Exercise objective
Take every line from the listing below that contains "count".

Record excerpts
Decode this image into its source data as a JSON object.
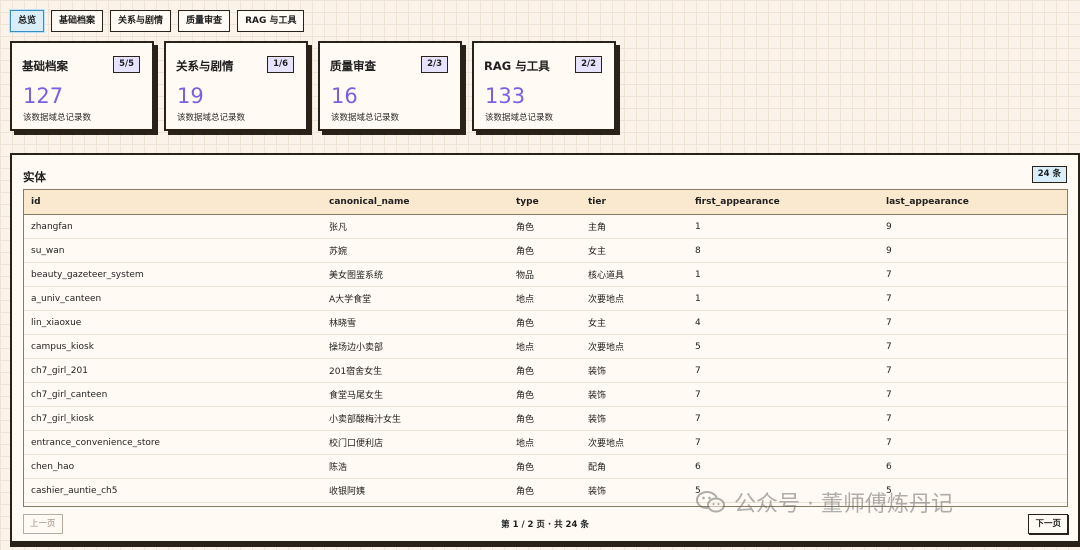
{
  "nav": {
    "tabs": [
      {
        "label": "总览",
        "active": true
      },
      {
        "label": "基础档案",
        "active": false
      },
      {
        "label": "关系与剧情",
        "active": false
      },
      {
        "label": "质量审查",
        "active": false
      },
      {
        "label": "RAG 与工具",
        "active": false
      }
    ]
  },
  "cards": [
    {
      "title": "基础档案",
      "badge": "5/5",
      "count": "127",
      "desc": "该数据域总记录数"
    },
    {
      "title": "关系与剧情",
      "badge": "1/6",
      "count": "19",
      "desc": "该数据域总记录数"
    },
    {
      "title": "质量审查",
      "badge": "2/3",
      "count": "16",
      "desc": "该数据域总记录数"
    },
    {
      "title": "RAG 与工具",
      "badge": "2/2",
      "count": "133",
      "desc": "该数据域总记录数"
    }
  ],
  "panel": {
    "title": "实体",
    "row_badge": "24 条",
    "columns": [
      "id",
      "canonical_name",
      "type",
      "tier",
      "first_appearance",
      "last_appearance"
    ],
    "rows": [
      [
        "zhangfan",
        "张凡",
        "角色",
        "主角",
        "1",
        "9"
      ],
      [
        "su_wan",
        "苏婉",
        "角色",
        "女主",
        "8",
        "9"
      ],
      [
        "beauty_gazeteer_system",
        "美女图鉴系统",
        "物品",
        "核心道具",
        "1",
        "7"
      ],
      [
        "a_univ_canteen",
        "A大学食堂",
        "地点",
        "次要地点",
        "1",
        "7"
      ],
      [
        "lin_xiaoxue",
        "林晓雪",
        "角色",
        "女主",
        "4",
        "7"
      ],
      [
        "campus_kiosk",
        "操场边小卖部",
        "地点",
        "次要地点",
        "5",
        "7"
      ],
      [
        "ch7_girl_201",
        "201宿舍女生",
        "角色",
        "装饰",
        "7",
        "7"
      ],
      [
        "ch7_girl_canteen",
        "食堂马尾女生",
        "角色",
        "装饰",
        "7",
        "7"
      ],
      [
        "ch7_girl_kiosk",
        "小卖部酸梅汁女生",
        "角色",
        "装饰",
        "7",
        "7"
      ],
      [
        "entrance_convenience_store",
        "校门口便利店",
        "地点",
        "次要地点",
        "7",
        "7"
      ],
      [
        "chen_hao",
        "陈浩",
        "角色",
        "配角",
        "6",
        "6"
      ],
      [
        "cashier_auntie_ch5",
        "收银阿姨",
        "角色",
        "装饰",
        "5",
        "5"
      ]
    ]
  },
  "pager": {
    "prev_label": "上一页",
    "info": "第 1 / 2 页 · 共 24 条",
    "next_label": "下一页"
  },
  "watermark": {
    "text": "公众号 · 董师傅炼丹记"
  }
}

Result of the exercise
      "count": "127",
      "count": "19",
      "count": "16",
      "count": "133",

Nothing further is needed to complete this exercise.